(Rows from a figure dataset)
-- -- --
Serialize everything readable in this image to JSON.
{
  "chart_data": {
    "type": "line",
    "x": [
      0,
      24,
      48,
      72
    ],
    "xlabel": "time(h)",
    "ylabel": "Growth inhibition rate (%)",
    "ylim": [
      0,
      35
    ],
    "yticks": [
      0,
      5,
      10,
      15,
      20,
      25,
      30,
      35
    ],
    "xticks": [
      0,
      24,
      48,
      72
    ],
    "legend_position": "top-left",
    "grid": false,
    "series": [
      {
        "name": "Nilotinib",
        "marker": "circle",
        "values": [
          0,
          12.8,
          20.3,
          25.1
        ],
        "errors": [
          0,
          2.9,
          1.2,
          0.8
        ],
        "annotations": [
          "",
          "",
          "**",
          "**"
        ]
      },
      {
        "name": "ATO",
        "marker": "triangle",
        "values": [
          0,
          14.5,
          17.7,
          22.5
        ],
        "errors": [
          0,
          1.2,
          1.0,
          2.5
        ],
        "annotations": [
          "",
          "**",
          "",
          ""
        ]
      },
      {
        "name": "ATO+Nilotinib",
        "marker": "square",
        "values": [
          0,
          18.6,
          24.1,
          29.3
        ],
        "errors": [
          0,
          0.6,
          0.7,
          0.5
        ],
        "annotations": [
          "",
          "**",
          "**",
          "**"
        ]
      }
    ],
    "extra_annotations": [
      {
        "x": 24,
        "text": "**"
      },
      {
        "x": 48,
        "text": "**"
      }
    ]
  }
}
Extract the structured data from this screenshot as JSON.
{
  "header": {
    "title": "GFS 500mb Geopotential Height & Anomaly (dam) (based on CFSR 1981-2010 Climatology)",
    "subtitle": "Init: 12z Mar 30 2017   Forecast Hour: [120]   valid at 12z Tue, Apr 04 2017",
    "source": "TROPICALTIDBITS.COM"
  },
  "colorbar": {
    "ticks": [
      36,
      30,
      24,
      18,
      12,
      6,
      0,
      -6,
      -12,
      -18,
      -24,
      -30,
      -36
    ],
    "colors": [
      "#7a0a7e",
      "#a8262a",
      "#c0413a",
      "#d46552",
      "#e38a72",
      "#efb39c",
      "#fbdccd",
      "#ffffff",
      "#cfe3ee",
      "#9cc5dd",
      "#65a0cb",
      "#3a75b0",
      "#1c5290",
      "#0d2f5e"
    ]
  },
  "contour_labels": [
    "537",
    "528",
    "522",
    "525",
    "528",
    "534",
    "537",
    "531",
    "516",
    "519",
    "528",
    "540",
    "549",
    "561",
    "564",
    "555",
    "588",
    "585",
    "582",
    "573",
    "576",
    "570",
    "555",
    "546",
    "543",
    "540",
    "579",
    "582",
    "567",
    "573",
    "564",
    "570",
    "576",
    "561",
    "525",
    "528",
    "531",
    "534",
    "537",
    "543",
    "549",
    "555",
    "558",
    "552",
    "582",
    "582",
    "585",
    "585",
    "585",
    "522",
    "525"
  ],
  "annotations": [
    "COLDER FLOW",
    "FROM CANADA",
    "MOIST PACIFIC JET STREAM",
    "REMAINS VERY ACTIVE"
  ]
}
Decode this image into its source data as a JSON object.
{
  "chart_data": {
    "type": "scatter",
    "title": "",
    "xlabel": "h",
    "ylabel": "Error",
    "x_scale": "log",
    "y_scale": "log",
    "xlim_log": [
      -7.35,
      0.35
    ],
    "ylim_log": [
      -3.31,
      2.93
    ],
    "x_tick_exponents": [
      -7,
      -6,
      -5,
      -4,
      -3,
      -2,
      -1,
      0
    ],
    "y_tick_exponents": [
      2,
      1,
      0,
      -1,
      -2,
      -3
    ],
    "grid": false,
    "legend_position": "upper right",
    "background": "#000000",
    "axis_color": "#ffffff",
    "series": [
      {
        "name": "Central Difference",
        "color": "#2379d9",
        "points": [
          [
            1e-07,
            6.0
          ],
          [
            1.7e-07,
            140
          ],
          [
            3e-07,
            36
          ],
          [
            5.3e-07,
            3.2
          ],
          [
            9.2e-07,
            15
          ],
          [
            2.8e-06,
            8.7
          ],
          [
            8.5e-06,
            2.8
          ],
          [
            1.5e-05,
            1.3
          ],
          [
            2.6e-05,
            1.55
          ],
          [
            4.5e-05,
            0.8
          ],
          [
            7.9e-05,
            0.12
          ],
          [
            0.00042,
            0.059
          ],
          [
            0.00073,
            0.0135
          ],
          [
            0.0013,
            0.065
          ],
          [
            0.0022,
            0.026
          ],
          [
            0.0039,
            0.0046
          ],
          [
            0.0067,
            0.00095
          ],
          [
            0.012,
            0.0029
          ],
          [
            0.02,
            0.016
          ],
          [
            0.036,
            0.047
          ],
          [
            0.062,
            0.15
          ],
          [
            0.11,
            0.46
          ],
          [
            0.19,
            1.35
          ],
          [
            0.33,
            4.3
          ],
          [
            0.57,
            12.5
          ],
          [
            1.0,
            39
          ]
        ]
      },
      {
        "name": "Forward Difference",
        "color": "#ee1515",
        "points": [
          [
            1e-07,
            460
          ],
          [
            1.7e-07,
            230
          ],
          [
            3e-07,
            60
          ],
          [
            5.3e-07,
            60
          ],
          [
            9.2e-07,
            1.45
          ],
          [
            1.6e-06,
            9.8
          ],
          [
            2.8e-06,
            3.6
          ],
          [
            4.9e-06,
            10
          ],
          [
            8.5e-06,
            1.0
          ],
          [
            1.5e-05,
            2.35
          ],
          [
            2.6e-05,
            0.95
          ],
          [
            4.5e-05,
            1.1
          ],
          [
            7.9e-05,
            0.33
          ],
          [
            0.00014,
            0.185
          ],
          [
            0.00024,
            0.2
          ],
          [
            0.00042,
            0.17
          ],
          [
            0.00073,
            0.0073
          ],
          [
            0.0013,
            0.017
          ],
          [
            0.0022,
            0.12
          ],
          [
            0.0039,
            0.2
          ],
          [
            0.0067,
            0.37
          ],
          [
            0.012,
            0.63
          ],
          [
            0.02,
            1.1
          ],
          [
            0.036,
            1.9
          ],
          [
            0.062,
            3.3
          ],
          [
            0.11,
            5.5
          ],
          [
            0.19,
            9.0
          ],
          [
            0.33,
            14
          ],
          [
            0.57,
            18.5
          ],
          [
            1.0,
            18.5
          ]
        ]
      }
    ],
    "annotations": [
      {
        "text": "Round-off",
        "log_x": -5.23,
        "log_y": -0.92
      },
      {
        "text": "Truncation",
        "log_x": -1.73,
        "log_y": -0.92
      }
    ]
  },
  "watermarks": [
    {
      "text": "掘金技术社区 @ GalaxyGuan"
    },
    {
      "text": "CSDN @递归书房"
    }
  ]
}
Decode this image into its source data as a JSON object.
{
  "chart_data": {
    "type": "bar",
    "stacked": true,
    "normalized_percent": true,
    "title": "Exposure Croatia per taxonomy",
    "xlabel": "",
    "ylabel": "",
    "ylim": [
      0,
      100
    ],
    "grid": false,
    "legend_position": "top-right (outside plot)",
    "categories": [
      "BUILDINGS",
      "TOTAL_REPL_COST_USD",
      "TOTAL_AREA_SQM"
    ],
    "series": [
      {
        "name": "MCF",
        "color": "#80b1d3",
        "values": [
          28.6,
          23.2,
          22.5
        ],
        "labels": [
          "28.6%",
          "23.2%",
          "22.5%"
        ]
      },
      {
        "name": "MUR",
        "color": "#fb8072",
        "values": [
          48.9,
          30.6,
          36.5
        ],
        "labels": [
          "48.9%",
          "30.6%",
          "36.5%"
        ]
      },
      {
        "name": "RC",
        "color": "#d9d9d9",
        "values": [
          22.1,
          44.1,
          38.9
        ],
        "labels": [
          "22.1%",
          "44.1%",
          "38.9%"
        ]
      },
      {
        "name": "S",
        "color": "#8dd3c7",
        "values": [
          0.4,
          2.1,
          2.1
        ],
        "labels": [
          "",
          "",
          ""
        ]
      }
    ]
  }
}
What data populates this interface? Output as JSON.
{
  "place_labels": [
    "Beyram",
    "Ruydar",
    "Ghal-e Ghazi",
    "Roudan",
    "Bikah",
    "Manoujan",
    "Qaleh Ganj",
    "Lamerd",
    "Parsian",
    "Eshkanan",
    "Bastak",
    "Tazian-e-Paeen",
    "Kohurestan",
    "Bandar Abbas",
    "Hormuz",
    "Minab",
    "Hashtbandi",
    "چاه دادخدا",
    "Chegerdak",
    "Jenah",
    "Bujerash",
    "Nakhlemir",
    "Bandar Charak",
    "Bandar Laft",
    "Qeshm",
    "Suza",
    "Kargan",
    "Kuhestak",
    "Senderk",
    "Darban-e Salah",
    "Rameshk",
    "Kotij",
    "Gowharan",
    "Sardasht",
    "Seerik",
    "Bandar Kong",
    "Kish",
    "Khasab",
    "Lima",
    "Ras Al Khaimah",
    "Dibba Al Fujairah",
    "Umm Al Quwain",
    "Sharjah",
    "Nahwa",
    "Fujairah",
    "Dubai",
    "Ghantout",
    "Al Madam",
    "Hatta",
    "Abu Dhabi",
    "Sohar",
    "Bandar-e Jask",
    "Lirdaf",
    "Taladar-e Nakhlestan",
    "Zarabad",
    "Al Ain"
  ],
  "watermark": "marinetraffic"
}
-- -- --
**THE EXERCISE**
Quote, without alteration, the final stretch of the entries: the line with "What data populates" onward to the last line.

**RESULT**
What data populates this interface? Output as JSON.
{
  "place_labels": [
    "Beyram",
    "Ruydar",
    "Ghal-e Ghazi",
    "Roudan",
    "Bikah",
    "Manoujan",
    "Qaleh Ganj",
    "Lamerd",
    "Parsian",
    "Eshkanan",
    "Bastak",
    "Tazian-e-Paeen",
    "Kohurestan",
    "Bandar Abbas",
    "Hormuz",
    "Minab",
    "Hashtbandi",
    "چاه دادخدا",
    "Chegerdak",
    "Jenah",
    "Bujerash",
    "Nakhlemir",
    "Bandar Charak",
    "Bandar Laft",
    "Qeshm",
    "Suza",
    "Kargan",
    "Kuhestak",
    "Senderk",
    "Darban-e Salah",
    "Rameshk",
    "Kotij",
    "Gowharan",
    "Sardasht",
    "Seerik",
    "Bandar Kong",
    "Kish",
    "Khasab",
    "Lima",
    "Ras Al Khaimah",
    "Dibba Al Fujairah",
    "Umm Al Quwain",
    "Sharjah",
    "Nahwa",
    "Fujairah",
    "Dubai",
    "Ghantout",
    "Al Madam",
    "Hatta",
    "Abu Dhabi",
    "Sohar",
    "Bandar-e Jask",
    "Lirdaf",
    "Taladar-e Nakhlestan",
    "Zarabad",
    "Al Ain"
  ],
  "watermark": "marinetraffic"
}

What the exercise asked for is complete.